Records for the exercise
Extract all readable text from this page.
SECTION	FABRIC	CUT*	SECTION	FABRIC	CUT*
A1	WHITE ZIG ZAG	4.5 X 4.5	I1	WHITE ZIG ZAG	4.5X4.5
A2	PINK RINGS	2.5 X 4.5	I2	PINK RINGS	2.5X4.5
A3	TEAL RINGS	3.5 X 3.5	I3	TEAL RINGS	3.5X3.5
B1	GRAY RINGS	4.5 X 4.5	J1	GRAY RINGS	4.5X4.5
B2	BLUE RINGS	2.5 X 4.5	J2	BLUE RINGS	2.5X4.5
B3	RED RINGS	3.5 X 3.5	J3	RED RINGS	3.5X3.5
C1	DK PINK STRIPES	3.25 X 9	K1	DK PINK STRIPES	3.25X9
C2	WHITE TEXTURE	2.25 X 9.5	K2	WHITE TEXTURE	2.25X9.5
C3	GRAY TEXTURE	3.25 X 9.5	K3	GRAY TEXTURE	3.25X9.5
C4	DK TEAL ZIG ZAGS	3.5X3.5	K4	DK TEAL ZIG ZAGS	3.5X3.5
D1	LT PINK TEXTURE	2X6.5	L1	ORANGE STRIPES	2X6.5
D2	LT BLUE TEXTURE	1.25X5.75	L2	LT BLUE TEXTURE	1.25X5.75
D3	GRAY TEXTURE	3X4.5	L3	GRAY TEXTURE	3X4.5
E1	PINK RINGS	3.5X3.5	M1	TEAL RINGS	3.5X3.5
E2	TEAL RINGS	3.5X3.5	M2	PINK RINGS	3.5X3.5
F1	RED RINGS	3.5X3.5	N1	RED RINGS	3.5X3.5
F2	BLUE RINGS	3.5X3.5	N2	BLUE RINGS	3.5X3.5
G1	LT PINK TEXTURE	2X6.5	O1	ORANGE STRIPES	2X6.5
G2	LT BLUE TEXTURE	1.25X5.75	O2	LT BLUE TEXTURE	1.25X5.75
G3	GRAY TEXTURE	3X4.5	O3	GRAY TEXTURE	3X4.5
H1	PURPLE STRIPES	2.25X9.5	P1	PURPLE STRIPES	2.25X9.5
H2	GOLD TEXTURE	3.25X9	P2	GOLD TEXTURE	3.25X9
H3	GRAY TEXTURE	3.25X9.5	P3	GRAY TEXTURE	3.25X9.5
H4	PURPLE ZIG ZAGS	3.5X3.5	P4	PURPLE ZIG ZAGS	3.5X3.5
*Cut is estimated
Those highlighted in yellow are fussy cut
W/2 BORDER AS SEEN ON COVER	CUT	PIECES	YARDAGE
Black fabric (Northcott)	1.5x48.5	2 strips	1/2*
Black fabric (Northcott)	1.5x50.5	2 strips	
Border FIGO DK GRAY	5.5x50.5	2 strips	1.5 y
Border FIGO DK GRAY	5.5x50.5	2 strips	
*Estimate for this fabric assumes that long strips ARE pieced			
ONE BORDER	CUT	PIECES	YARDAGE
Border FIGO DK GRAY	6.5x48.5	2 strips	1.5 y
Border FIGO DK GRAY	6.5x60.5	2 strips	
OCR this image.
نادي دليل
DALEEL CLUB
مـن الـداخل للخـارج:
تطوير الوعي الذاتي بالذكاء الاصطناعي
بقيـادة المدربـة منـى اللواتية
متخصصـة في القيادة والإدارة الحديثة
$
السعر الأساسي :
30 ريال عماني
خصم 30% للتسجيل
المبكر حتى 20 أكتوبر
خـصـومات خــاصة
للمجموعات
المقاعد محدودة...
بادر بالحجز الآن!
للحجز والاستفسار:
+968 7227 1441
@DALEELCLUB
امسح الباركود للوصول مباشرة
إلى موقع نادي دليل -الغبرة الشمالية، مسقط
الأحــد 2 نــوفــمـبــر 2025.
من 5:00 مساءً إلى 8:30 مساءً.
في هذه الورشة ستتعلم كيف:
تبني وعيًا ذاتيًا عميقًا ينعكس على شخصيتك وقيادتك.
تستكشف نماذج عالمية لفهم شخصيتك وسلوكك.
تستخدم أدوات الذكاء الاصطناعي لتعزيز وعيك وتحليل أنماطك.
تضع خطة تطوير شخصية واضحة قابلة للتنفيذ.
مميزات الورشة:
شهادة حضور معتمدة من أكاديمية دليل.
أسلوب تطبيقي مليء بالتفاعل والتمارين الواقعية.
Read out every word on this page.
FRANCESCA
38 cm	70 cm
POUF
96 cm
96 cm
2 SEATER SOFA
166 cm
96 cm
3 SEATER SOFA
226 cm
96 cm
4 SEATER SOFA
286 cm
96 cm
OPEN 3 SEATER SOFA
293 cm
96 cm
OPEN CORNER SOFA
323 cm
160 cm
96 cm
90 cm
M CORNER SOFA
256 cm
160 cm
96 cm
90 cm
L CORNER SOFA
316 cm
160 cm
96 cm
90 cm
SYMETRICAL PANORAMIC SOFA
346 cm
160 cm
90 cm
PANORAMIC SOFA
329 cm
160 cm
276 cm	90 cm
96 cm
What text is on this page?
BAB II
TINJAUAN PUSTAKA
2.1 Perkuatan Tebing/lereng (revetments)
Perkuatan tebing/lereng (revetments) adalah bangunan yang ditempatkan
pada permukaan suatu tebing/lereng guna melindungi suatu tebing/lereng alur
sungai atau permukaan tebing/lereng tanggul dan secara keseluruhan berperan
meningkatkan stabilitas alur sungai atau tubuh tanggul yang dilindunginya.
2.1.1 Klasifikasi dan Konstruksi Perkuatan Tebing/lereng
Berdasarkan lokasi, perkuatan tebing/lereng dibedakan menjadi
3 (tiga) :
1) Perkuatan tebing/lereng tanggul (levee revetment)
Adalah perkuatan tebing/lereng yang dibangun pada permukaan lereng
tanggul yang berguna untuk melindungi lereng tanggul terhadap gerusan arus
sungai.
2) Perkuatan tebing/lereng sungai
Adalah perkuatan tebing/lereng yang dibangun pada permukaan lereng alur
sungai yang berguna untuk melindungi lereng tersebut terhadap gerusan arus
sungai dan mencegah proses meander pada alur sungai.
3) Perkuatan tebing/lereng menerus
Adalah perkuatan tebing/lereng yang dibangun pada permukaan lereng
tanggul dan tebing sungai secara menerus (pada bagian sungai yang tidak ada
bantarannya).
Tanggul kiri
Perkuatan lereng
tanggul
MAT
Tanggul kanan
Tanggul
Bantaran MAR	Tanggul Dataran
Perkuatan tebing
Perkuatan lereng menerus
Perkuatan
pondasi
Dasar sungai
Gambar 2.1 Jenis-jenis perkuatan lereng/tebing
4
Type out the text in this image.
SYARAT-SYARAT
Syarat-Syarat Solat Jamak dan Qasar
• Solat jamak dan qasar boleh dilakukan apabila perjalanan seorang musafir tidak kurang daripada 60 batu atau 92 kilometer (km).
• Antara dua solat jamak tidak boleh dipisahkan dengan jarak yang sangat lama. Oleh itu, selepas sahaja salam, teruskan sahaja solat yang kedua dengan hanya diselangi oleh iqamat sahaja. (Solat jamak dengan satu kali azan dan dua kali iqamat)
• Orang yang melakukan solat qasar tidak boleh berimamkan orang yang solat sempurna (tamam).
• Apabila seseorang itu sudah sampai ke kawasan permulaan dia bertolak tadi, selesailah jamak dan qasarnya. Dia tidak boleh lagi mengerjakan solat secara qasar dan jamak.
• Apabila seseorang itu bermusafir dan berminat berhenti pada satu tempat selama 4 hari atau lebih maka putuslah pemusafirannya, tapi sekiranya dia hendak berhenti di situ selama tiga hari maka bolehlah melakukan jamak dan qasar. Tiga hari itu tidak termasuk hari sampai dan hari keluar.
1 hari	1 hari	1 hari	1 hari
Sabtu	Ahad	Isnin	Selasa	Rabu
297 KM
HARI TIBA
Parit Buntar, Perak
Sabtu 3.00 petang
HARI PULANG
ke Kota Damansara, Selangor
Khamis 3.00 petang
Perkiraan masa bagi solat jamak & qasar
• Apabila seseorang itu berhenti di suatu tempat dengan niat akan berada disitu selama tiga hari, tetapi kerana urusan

Goal of the exercise
Copy exactly, and only, the lines from the one containing "Type out the text in this image." through the last line of the listing.

Completed exercise
Type out the text in this image.
SYARAT-SYARAT
Syarat-Syarat Solat Jamak dan Qasar
• Solat jamak dan qasar boleh dilakukan apabila perjalanan seorang musafir tidak kurang daripada 60 batu atau 92 kilometer (km).
• Antara dua solat jamak tidak boleh dipisahkan dengan jarak yang sangat lama. Oleh itu, selepas sahaja salam, teruskan sahaja solat yang kedua dengan hanya diselangi oleh iqamat sahaja. (Solat jamak dengan satu kali azan dan dua kali iqamat)
• Orang yang melakukan solat qasar tidak boleh berimamkan orang yang solat sempurna (tamam).
• Apabila seseorang itu sudah sampai ke kawasan permulaan dia bertolak tadi, selesailah jamak dan qasarnya. Dia tidak boleh lagi mengerjakan solat secara qasar dan jamak.
• Apabila seseorang itu bermusafir dan berminat berhenti pada satu tempat selama 4 hari atau lebih maka putuslah pemusafirannya, tapi sekiranya dia hendak berhenti di situ selama tiga hari maka bolehlah melakukan jamak dan qasar. Tiga hari itu tidak termasuk hari sampai dan hari keluar.
1 hari	1 hari	1 hari	1 hari
Sabtu	Ahad	Isnin	Selasa	Rabu
297 KM
HARI TIBA
Parit Buntar, Perak
Sabtu 3.00 petang
HARI PULANG
ke Kota Damansara, Selangor
Khamis 3.00 petang
Perkiraan masa bagi solat jamak & qasar
• Apabila seseorang itu berhenti di suatu tempat dengan niat akan berada disitu selama tiga hari, tetapi kerana urusan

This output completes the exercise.